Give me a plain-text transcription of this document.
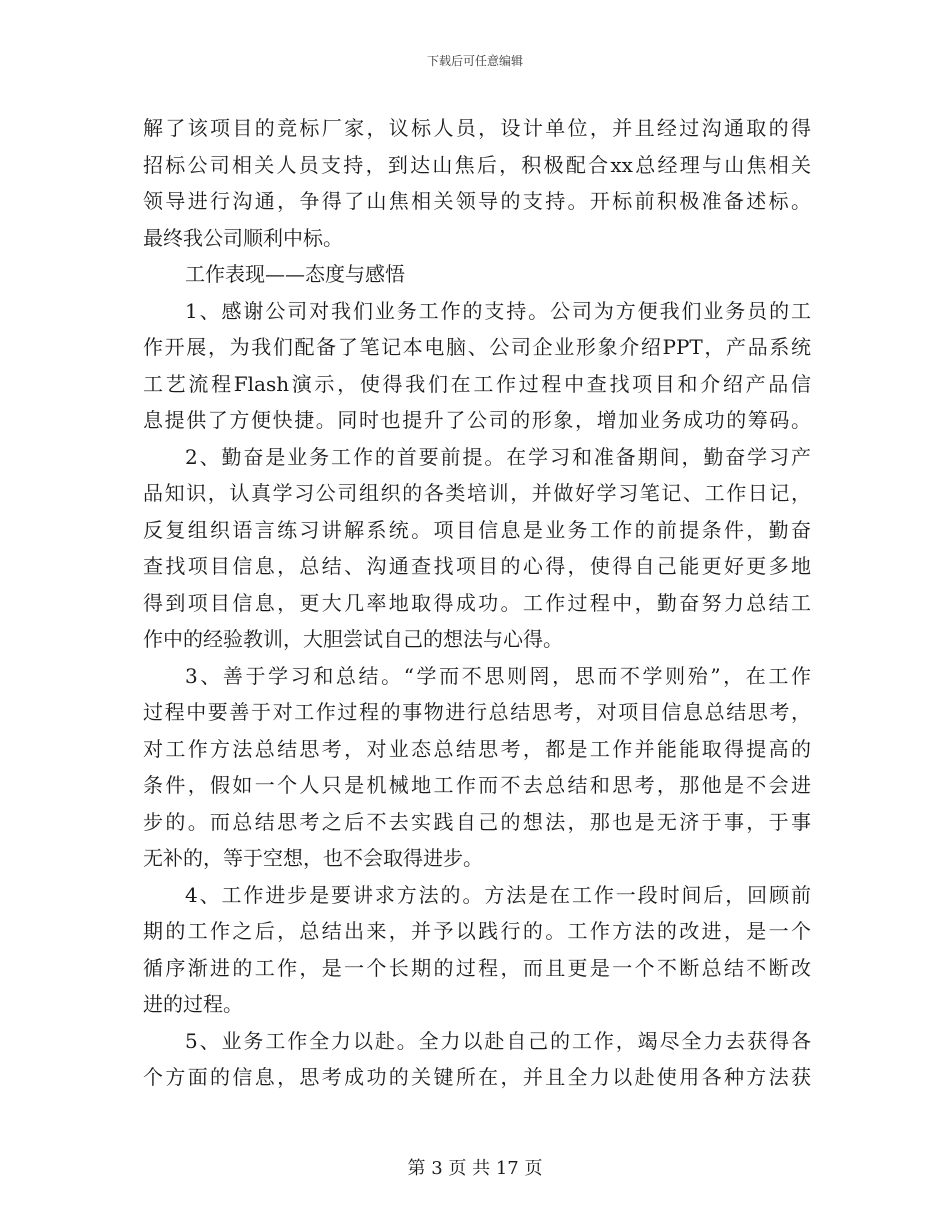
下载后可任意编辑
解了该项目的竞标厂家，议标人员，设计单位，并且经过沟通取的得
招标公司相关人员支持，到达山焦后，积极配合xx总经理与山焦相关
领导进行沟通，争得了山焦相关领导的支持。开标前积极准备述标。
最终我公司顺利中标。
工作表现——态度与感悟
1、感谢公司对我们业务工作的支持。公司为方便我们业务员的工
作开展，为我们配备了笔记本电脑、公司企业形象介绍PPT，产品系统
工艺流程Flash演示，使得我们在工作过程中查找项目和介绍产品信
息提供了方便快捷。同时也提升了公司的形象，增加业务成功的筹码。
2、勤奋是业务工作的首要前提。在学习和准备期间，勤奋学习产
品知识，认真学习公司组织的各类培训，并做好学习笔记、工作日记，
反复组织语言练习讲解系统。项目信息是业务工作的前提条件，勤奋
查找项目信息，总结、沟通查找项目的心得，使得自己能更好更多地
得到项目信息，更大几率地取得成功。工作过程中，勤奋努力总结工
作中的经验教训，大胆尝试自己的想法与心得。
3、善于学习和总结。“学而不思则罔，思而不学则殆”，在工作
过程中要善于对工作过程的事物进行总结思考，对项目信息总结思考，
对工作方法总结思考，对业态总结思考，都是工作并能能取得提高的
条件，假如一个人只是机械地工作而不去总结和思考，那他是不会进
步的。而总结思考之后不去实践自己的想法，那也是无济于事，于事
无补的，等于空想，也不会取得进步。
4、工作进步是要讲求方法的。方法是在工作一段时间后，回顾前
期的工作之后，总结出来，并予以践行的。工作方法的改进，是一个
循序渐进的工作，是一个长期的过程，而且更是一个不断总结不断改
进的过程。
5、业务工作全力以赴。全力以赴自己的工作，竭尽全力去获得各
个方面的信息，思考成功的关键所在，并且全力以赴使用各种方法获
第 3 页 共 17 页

* * *

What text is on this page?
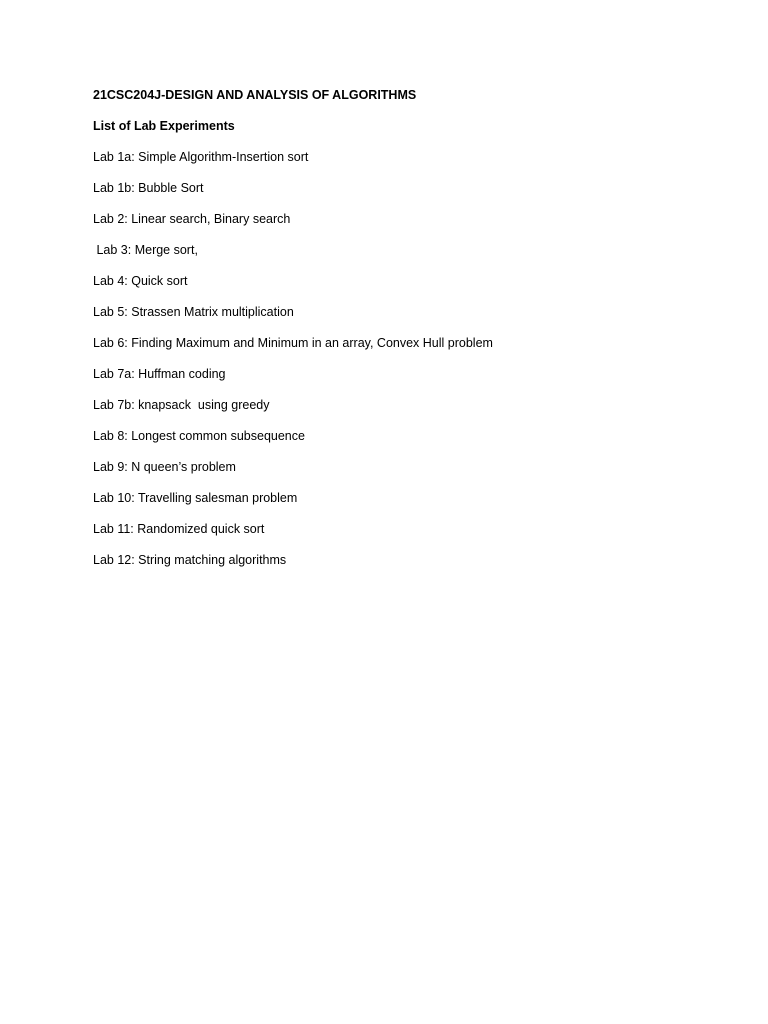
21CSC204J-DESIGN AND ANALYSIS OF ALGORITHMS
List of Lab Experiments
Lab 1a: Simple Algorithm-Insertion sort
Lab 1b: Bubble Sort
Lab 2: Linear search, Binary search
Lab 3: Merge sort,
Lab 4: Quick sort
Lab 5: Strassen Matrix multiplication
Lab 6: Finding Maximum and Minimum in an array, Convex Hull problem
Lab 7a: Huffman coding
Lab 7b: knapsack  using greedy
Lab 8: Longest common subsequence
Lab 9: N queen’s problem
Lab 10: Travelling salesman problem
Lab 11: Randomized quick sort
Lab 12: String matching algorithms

■ WHAT THIS TASK INVOLVES ■
Provide only the number of lines in the records containing the string "problem".

■ EXERCISE RESPONSE ■
3